[Stored data entries]
- - -
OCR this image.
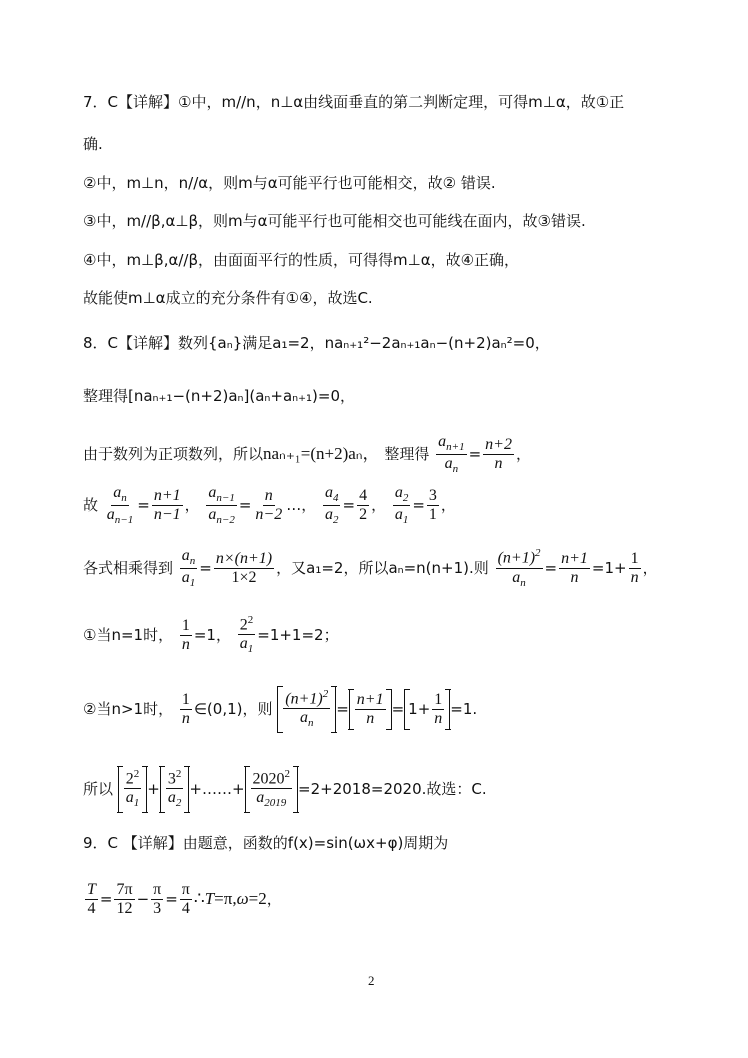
7．C【详解】①中，m//n，n⊥α由线面垂直的第二判断定理，可得m⊥α，故①正
确.
②中，m⊥n，n//α，则m与α可能平行也可能相交，故② 错误.
③中，m//β,α⊥β，则m与α可能平行也可能相交也可能线在面内，故③错误.
④中，m⊥β,α//β，由面面平行的性质，可得得m⊥α，故④正确，
故能使m⊥α成立的充分条件有①④，故选C.
8．C【详解】数列{aₙ}满足a₁=2，naₙ₊₁²−2aₙ₊₁aₙ−(n+2)aₙ²=0，
整理得[naₙ₊₁−(n+2)aₙ](aₙ+aₙ₊₁)=0，
由于数列为正项数列，所以naₙ₊₁=(n+2)aₙ， 整理得 $\frac{a_{n+1}}{a_n} = \frac{n+2}{n}$ ，
故 $\frac{a_n}{a_{n-1}} = \frac{n+1}{n-1}$ ， $\frac{a_{n-1}}{a_{n-2}} = \frac{n}{n-2}$ …， $\frac{a_4}{a_2} = \frac{4}{2}$ ， $\frac{a_2}{a_1} = \frac{3}{1}$ ，
各式相乘得到 $\frac{a_n}{a_1} = \frac{n\times(n+1)}{1\times 2}$ ，又a₁=2，所以aₙ=n(n+1).则 $\frac{(n+1)^2}{a_n} = \frac{n+1}{n} =1+ \frac{1}{n}$ ，
①当n=1时， $\frac{1}{n} =1$， $\frac{2^2}{a_1} =1+1=2$；
②当n>1时， $\frac{1}{n}$ ∈(0,1)，则 $\frac{(n+1)^2}{a_n} = \frac{n+1}{n} = 1+ \frac{1}{n} =1$.
所以 $\frac{2^2}{a_1} + \frac{3^2}{a_2}$ +……+ $\frac{2020^2}{a_{2019}} =2+2018=2020$.故选：C.
9．C 【详解】由题意，函数的f(x)=sin(ωx+φ)周期为
$\frac{T}{4} = \frac{7\pi}{12} - \frac{\pi}{3} = \frac{\pi}{4}$ ∴T=π,ω=2，
2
- - -
Where a line above holds the string "frac", show that line.

由于数列为正项数列，所以naₙ₊₁=(n+2)aₙ， 整理得 $\frac{a_{n+1}}{a_n} = \frac{n+2}{n}$ ，
故 $\frac{a_n}{a_{n-1}} = \frac{n+1}{n-1}$ ， $\frac{a_{n-1}}{a_{n-2}} = \frac{n}{n-2}$ …， $\frac{a_4}{a_2} = \frac{4}{2}$ ， $\frac{a_2}{a_1} = \frac{3}{1}$ ，
各式相乘得到 $\frac{a_n}{a_1} = \frac{n\times(n+1)}{1\times 2}$ ，又a₁=2，所以aₙ=n(n+1).则 $\frac{(n+1)^2}{a_n} = \frac{n+1}{n} =1+ \frac{1}{n}$ ，
①当n=1时， $\frac{1}{n} =1$， $\frac{2^2}{a_1} =1+1=2$；
②当n>1时， $\frac{1}{n}$ ∈(0,1)，则 $\frac{(n+1)^2}{a_n} = \frac{n+1}{n} = 1+ \frac{1}{n} =1$.
所以 $\frac{2^2}{a_1} + \frac{3^2}{a_2}$ +……+ $\frac{2020^2}{a_{2019}} =2+2018=2020$.故选：C.
$\frac{T}{4} = \frac{7\pi}{12} - \frac{\pi}{3} = \frac{\pi}{4}$ ∴T=π,ω=2，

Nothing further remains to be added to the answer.